-- Supplied records --
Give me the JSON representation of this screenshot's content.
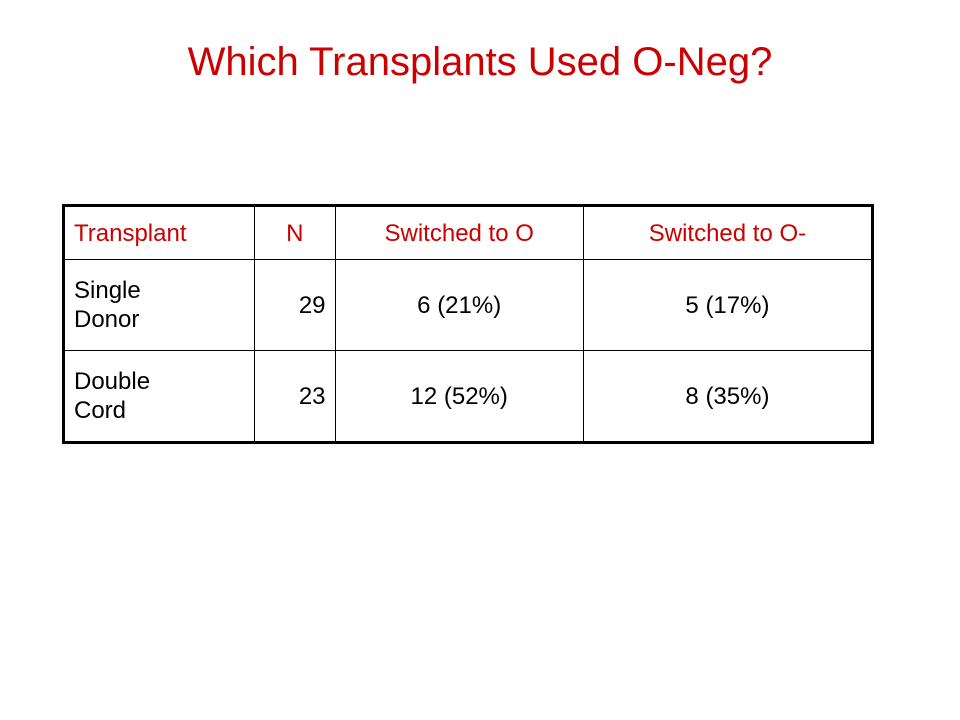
{
  "title": "Which Transplants Used O-Neg?",
  "colors": {
    "title": "#cc0000",
    "header_text": "#cc0000",
    "body_text": "#000000",
    "border": "#000000",
    "background": "#ffffff"
  },
  "table": {
    "headers": [
      "Transplant",
      "N",
      "Switched to O",
      "Switched to O-"
    ],
    "rows": [
      {
        "transplant": [
          "Single",
          "Donor"
        ],
        "n": "29",
        "switched_o": "6 (21%)",
        "switched_o_neg": "5 (17%)"
      },
      {
        "transplant": [
          "Double",
          "Cord"
        ],
        "n": "23",
        "switched_o": "12 (52%)",
        "switched_o_neg": "8 (35%)"
      }
    ]
  }
}
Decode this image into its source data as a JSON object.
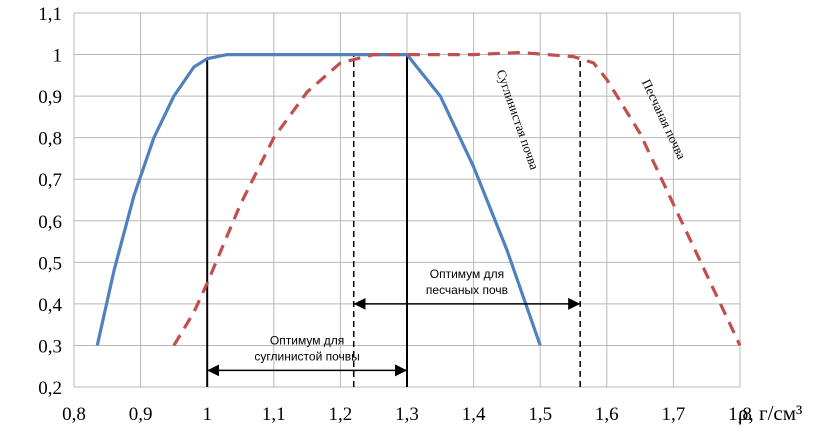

-- Aim --
Copy out all the records exactly, excluding pictures.

-- Final answer --
Give me the JSON representation of this screenshot's content.
{
  "title": "Which Transplants Used O-Neg?",
  "colors": {
    "title": "#cc0000",
    "header_text": "#cc0000",
    "body_text": "#000000",
    "border": "#000000",
    "background": "#ffffff"
  },
  "table": {
    "headers": [
      "Transplant",
      "N",
      "Switched to O",
      "Switched to O-"
    ],
    "rows": [
      {
        "transplant": [
          "Single",
          "Donor"
        ],
        "n": "29",
        "switched_o": "6 (21%)",
        "switched_o_neg": "5 (17%)"
      },
      {
        "transplant": [
          "Double",
          "Cord"
        ],
        "n": "23",
        "switched_o": "12 (52%)",
        "switched_o_neg": "8 (35%)"
      }
    ]
  }
}
Decode this image into its source data as a JSON object.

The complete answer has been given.